### Information shown
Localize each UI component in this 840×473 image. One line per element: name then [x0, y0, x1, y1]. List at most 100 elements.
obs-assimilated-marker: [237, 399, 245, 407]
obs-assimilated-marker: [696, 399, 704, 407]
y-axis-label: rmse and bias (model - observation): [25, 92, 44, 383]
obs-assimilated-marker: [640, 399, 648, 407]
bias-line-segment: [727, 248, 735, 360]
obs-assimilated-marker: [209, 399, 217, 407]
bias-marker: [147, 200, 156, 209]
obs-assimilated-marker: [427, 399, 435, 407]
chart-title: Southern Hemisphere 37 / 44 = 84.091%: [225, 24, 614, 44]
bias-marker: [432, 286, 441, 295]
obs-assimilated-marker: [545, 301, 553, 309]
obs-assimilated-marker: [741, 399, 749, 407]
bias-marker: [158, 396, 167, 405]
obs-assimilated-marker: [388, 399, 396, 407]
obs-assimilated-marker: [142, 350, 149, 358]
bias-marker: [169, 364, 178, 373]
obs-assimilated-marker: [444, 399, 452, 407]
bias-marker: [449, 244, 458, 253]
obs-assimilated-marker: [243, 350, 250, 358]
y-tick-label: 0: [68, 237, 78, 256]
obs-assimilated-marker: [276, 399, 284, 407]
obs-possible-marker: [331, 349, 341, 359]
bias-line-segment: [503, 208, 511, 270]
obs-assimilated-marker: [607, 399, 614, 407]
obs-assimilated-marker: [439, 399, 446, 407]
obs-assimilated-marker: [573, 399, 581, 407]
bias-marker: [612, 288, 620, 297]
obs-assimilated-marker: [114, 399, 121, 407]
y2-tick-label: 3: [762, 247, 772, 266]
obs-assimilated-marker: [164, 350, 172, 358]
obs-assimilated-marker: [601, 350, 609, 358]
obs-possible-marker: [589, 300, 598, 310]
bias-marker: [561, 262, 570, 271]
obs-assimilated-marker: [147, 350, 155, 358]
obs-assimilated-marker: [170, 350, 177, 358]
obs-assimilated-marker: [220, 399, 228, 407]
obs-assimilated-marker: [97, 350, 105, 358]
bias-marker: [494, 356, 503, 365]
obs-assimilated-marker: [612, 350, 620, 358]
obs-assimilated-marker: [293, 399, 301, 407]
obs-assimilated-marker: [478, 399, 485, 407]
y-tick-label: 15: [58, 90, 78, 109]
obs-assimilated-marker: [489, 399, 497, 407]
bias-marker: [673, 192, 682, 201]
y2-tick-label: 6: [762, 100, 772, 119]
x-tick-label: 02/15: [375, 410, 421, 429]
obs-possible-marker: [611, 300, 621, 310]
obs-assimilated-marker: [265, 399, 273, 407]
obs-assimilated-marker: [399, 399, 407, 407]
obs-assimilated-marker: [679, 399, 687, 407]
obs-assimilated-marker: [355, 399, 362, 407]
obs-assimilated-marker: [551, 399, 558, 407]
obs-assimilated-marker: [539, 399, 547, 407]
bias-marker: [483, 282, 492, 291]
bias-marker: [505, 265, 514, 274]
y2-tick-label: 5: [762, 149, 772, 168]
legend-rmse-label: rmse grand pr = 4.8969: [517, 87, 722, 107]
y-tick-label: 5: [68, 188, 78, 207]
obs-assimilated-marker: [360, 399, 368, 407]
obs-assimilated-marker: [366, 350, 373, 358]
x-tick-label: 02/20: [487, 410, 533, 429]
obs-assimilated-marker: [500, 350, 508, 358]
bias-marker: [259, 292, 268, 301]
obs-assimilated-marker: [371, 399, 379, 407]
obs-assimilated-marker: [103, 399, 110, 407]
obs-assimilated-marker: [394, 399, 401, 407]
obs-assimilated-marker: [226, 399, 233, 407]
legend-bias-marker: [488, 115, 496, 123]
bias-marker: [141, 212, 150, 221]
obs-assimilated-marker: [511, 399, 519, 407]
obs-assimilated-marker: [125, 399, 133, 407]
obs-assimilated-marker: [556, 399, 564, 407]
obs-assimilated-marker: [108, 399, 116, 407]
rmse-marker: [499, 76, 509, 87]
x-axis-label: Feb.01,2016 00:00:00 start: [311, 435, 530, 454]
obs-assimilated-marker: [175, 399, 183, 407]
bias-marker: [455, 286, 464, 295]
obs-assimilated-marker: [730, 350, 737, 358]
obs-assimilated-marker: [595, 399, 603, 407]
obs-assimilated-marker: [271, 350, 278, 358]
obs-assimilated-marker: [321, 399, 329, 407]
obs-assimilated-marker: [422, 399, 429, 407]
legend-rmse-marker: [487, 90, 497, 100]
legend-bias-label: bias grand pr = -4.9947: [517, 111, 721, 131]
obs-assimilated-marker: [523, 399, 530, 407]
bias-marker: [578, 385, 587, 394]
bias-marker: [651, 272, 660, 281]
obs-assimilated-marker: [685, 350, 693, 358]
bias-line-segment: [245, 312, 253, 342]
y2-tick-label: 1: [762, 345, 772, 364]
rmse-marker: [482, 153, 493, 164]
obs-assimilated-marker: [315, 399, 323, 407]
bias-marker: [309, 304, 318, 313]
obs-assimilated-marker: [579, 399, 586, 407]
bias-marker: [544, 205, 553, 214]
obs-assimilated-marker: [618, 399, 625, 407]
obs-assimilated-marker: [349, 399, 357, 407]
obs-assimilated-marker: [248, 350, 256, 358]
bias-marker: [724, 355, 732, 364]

### Given request
Copy out the lines above again, starting from the first one and ending with the line that contains "obs-assimilated-marker: [640, 399, 648, 407]", with both ends included.

### Response to this task
Localize each UI component in this 840×473 image. One line per element: name then [x0, y0, x1, y1]. List at most 100 elements.
obs-assimilated-marker: [237, 399, 245, 407]
obs-assimilated-marker: [696, 399, 704, 407]
y-axis-label: rmse and bias (model - observation): [25, 92, 44, 383]
obs-assimilated-marker: [640, 399, 648, 407]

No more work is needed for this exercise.